### REQUIRED TASKS
a. Can you return the part of the real-time Linux notes starting at "Definition: Missing a" and ending at "quality degrades gracefully.", word for word?
b. Will you resume the real-time Linux notes from the point where they stop?

### TEXT PROVIDED

← Back to C++ Advanced

Week 3 — Real-Time Linux Programming

What “Real-Time” Actually Means

Real-time does not mean fast. It means deterministic — the system guarantees a response within a known time bound. A response that arrives 1μs late can be as catastrophic as one that never arrives.

Hard Real-Time

Definition: Missing a deadline is a system failure.

Examples: - Airbag controller — must fire within 15ms of sensor trigger. 16ms = passenger dies. - Anti-lock braking (ABS) — must modulate brakes every 5ms. Miss one = wheel locks. - Pacemaker — electrical pulse must fire within the cardiac cycle. Late = fibrillation. - Industrial robot arm — position update must arrive every 1ms. Late = arm overshoots into worker.

Guarantee: Worst-Case Execution Time (WCET) is analyzed and proven at design time.

Soft Real-Time

Definition: Occasional deadline misses are tolerable; quality degrades gracefully.

Examples: - Video playback — drop a frame, you see a flicker. Nobody dies. - VoIP call — lose a packet, you hear a click. Conversation continues. - Web server — 99th percentile latency of 200ms is fine; 500ms occasionally is ugly but OK.

Guarantee: Statistical — p99/p99.9 within bounds.

Firm Real-Time

Definition: A late result has zero value but doesn’t cause catastrophe.

Examples: - High-frequency trading — a stale quote is worthless. Late order = missed profit, not death. - Radar tracking — a late return is discarded. The target has moved. - warehouse AMR control loop — a late cmd_vel is useless; the robot is now 10mm further along.

Key insight for our work: The warehouse robot estimator + controller runs at ~100Hz (10ms). That makes it firm-RT. The line-sensor must deliver fresh data every 10ms. When it delivers duplicated data (stale), the estimator diverges — exactly the failure mode we’ve been investigating in Cases G, Case-H, Case-I.


The RT-Forbidden Operations

In a real-time code path (the “hot loop”), these operations are forbidden. Not “discouraged” — forbidden. Each one can cause unbounded latency spikes.

1. malloc / operator new

Why forbidden: malloc uses a freelist with locks. It can: - Acquire a global mutex (blocks on contention) - Call mmap/brk (system call → context switch → page fault) - Trigger the OOM killer (process gets killed)

How bad: Typical: 0.5-5μs. Worst case: 10-500μs. With OOM pressure: milliseconds.

Typical malloc timeline:
╭─────────────────────────────────────────────────────╮
│ Check freelist → found → return ptr         ~50ns   │
│ Check freelist → empty → call mmap()        ~5μs    │
│ Check freelist → empty → mmap → page fault  ~50μs   │
│ Check freelist → lock contention → spin     ~100μs  │
╰─────────────────────────────────────────────────────╯

Fix: Pre-allocate everything before entering the RT loop. Use pool allocators (see ex04).

### DATA LINES
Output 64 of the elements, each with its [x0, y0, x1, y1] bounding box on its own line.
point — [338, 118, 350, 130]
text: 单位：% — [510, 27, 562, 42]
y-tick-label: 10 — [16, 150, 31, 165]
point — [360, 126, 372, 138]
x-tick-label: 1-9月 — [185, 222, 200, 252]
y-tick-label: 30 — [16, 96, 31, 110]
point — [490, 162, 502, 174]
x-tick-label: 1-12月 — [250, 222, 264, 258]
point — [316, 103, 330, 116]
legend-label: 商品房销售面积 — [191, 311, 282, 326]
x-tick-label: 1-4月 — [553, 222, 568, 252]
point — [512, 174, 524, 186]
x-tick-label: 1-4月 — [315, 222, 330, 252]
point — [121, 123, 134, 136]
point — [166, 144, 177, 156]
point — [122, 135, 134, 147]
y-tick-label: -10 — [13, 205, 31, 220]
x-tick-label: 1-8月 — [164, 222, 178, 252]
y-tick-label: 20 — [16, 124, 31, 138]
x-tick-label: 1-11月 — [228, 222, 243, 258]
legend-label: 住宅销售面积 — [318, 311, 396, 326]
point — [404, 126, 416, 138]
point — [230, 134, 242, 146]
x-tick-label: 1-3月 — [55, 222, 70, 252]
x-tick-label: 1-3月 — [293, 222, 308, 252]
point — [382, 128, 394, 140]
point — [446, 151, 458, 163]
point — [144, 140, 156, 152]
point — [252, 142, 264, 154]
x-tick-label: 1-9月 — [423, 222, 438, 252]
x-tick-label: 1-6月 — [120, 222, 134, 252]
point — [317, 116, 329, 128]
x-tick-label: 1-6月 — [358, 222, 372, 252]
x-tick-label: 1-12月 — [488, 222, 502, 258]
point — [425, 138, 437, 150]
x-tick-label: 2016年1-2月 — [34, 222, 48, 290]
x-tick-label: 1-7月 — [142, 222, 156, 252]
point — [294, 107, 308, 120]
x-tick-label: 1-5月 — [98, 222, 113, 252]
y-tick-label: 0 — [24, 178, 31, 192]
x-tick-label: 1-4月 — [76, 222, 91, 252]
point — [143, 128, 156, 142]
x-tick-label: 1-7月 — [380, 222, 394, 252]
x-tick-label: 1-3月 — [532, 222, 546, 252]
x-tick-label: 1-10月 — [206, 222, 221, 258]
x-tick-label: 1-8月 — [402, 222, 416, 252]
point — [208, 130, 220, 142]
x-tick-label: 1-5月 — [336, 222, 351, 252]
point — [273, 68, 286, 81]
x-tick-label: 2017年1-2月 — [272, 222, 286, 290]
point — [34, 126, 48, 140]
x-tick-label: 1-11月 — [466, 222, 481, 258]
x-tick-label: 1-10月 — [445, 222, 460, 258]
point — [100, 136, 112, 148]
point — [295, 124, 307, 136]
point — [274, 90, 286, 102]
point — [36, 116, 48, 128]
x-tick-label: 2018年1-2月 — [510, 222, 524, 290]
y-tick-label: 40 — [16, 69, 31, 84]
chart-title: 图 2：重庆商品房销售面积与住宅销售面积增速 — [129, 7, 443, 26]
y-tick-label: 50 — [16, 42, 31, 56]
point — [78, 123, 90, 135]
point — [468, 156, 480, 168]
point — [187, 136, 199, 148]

### RESULTS FOR THE EXERCISE
a.
Definition: Missing a deadline is a system failure.

Examples: - Airbag controller — must fire within 15ms of sensor trigger. 16ms = passenger dies. - Anti-lock braking (ABS) — must modulate brakes every 5ms. Miss one = wheel locks. - Pacemaker — electrical pulse must fire within the cardiac cycle. Late = fibrillation. - Industrial robot arm — position update must arrive every 1ms. Late = arm overshoots into worker.

Guarantee: Worst-Case Execution Time (WCET) is analyzed and proven at design time.

Soft Real-Time

Definition: Occasional deadline misses are tolerable; quality degrades gracefully.

b.
2. printf / std::cout / any I/O to file or console

Why forbidden: These call write(), which: - Acquires a stdio lock (contention with other threads) - May flush the buffer (triggering a write syscall) - write to a terminal can block if the terminal buffer is full - write to a file can trigger filesystem journaling (ext4 journal commit = 5ms)

How bad: Typical: 1-10μs. Worst case: 100μs-5ms (filesystem flush).

Fix: Write to a pre-allocated ring buffer. A separate low-priority thread drains the buffer to disk/console. This is the telemetry pattern in ex05.

3. Mutex (without Priority Inheritance)

Why forbidden: Causes priority inversion — the Mars Pathfinder bug:

Priority Inversion Timeline:
─────────────────────────────────────────────────────
Time →
LOW  ████████████████░░░░░░░████████  (holds mutex, runs)
MED  ░░░░░░░░░░░░░░░██████████░░░░░░  (ready, preempts LOW)
HIGH ░░░░░░░░░░░░░░░░░░░░░░░░░░░░░░░  (BLOCKED on mutex)
                    ↑ HIGH blocked here because MED
                      preempts LOW, which holds lock

With Priority Inheritance:
LOW  ████████████████░░░████░░░░░░░░  (boosted to HIGH prio)
MED  ░░░░░░░░░░░░░░░░░░░░░░███████░  (can't preempt boosted LOW)
HIGH ░░░░░░░░░░░░░░░░░░░███░░░░░░░░  (gets mutex quickly)
─────────────────────────────────────────────────────

Fix: Use PTHREAD_PRIO_INHERIT mutexes. Or better: use lock-free data structures (SPSC queues from Week 2).

4. Disk I/O (read/write/open/fsync)

Why forbidden: Filesystem operations can: - Wait for disk seek (HDD: 5-10ms) - Wait for journal commit (ext4: every 5s, or at fsync) - Trigger page cache eviction (kernel does I/O under your allocation) - Wait for NFS/CIFS network timeout (seconds)

Fix: All logging goes through a lock-free queue to a non-RT thread.

5. System calls that can page fault

Why forbidden: mmap, brk, and even read can trigger page faults. A major page fault requires reading from disk — 100μs to 10ms.

Fix: Call mlockall(MCL_CURRENT | MCL_FUTURE) at startup. Touch all stack pages (“prefault the stack”) before entering the RT loop.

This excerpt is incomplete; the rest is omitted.